[BEGIN EXTRACTED ENTRIES]

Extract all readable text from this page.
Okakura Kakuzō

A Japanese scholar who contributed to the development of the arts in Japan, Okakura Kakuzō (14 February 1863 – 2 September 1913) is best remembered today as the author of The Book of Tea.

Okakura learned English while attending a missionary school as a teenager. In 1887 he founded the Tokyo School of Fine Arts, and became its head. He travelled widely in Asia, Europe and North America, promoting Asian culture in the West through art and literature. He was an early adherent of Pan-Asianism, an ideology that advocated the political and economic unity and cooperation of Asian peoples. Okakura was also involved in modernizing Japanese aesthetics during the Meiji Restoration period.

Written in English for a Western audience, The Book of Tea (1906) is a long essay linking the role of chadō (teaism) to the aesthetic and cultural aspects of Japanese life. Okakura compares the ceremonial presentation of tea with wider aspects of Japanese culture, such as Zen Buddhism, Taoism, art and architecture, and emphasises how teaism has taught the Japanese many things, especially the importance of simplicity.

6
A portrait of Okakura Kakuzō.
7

[END EXTRACTED ENTRIES]

- [GIVEN REQUEST] Make an exact copy of every entry.

- [EXERCISE RESULT]
Extract all readable text from this page.
Okakura Kakuzō

A Japanese scholar who contributed to the development of the arts in Japan, Okakura Kakuzō (14 February 1863 – 2 September 1913) is best remembered today as the author of The Book of Tea.

Okakura learned English while attending a missionary school as a teenager. In 1887 he founded the Tokyo School of Fine Arts, and became its head. He travelled widely in Asia, Europe and North America, promoting Asian culture in the West through art and literature. He was an early adherent of Pan-Asianism, an ideology that advocated the political and economic unity and cooperation of Asian peoples. Okakura was also involved in modernizing Japanese aesthetics during the Meiji Restoration period.

Written in English for a Western audience, The Book of Tea (1906) is a long essay linking the role of chadō (teaism) to the aesthetic and cultural aspects of Japanese life. Okakura compares the ceremonial presentation of tea with wider aspects of Japanese culture, such as Zen Buddhism, Taoism, art and architecture, and emphasises how teaism has taught the Japanese many things, especially the importance of simplicity.

6
A portrait of Okakura Kakuzō.
7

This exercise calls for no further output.